▸ Exercise brief:
Do not carry the pictures over; copy every other part of the entries exactly.

▸ Extracted data entries:
● ● ● ●
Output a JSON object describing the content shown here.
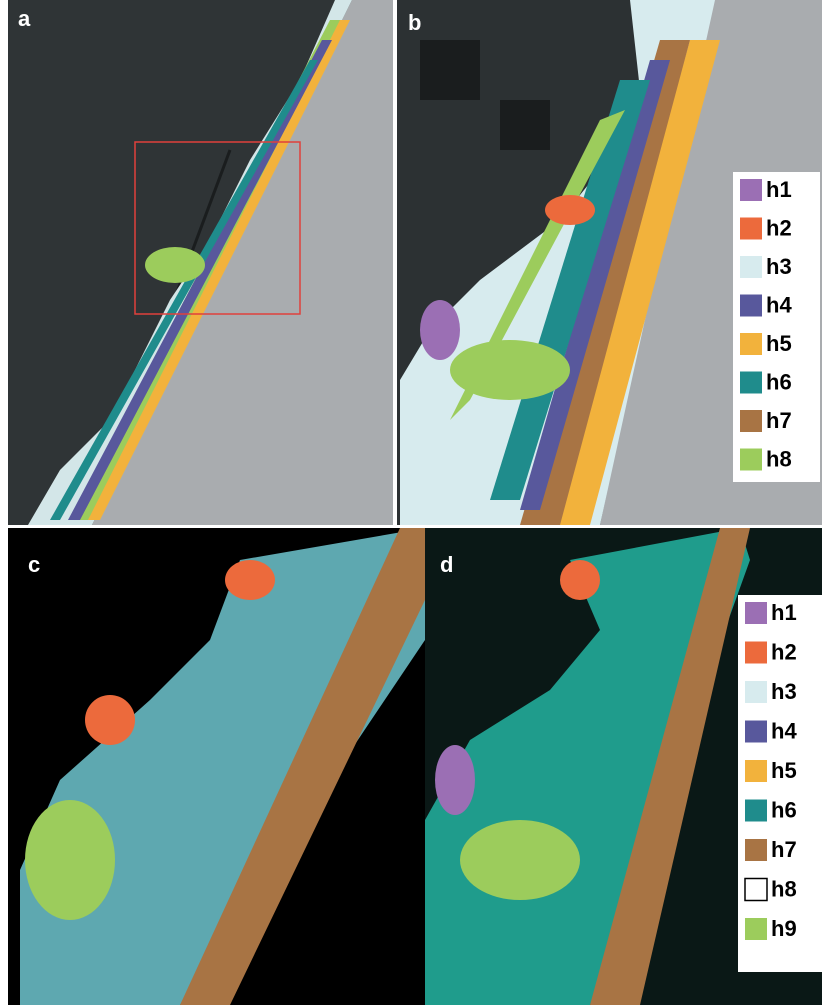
{
  "panels": [
    {
      "label": "a"
    },
    {
      "label": "b"
    },
    {
      "label": "c"
    },
    {
      "label": "d"
    }
  ],
  "legend_b": [
    {
      "label": "h1",
      "color": "#9b6fb4"
    },
    {
      "label": "h2",
      "color": "#ec6a3c"
    },
    {
      "label": "h3",
      "color": "#d7ebee"
    },
    {
      "label": "h4",
      "color": "#58589c"
    },
    {
      "label": "h5",
      "color": "#f2b23c"
    },
    {
      "label": "h6",
      "color": "#1f8c8c"
    },
    {
      "label": "h7",
      "color": "#a87444"
    },
    {
      "label": "h8",
      "color": "#9ccc5c"
    }
  ],
  "legend_d": [
    {
      "label": "h1",
      "color": "#9b6fb4"
    },
    {
      "label": "h2",
      "color": "#ec6a3c"
    },
    {
      "label": "h3",
      "color": "#d7ebee"
    },
    {
      "label": "h4",
      "color": "#58589c"
    },
    {
      "label": "h5",
      "color": "#f2b23c"
    },
    {
      "label": "h6",
      "color": "#1f8c8c"
    },
    {
      "label": "h7",
      "color": "#a87444"
    },
    {
      "label": "h8",
      "color": "#ffffff"
    },
    {
      "label": "h9",
      "color": "#9ccc5c"
    }
  ]
}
● ● ● ●
▸ Result of this task:
Output a JSON object describing the content shown here.
{
  "panels": [
    {
      "label": "a"
    },
    {
      "label": "b"
    },
    {
      "label": "c"
    },
    {
      "label": "d"
    }
  ],
  "legend_b": [
    {
      "label": "h1",
      "color": "#9b6fb4"
    },
    {
      "label": "h2",
      "color": "#ec6a3c"
    },
    {
      "label": "h3",
      "color": "#d7ebee"
    },
    {
      "label": "h4",
      "color": "#58589c"
    },
    {
      "label": "h5",
      "color": "#f2b23c"
    },
    {
      "label": "h6",
      "color": "#1f8c8c"
    },
    {
      "label": "h7",
      "color": "#a87444"
    },
    {
      "label": "h8",
      "color": "#9ccc5c"
    }
  ],
  "legend_d": [
    {
      "label": "h1",
      "color": "#9b6fb4"
    },
    {
      "label": "h2",
      "color": "#ec6a3c"
    },
    {
      "label": "h3",
      "color": "#d7ebee"
    },
    {
      "label": "h4",
      "color": "#58589c"
    },
    {
      "label": "h5",
      "color": "#f2b23c"
    },
    {
      "label": "h6",
      "color": "#1f8c8c"
    },
    {
      "label": "h7",
      "color": "#a87444"
    },
    {
      "label": "h8",
      "color": "#ffffff"
    },
    {
      "label": "h9",
      "color": "#9ccc5c"
    }
  ]
}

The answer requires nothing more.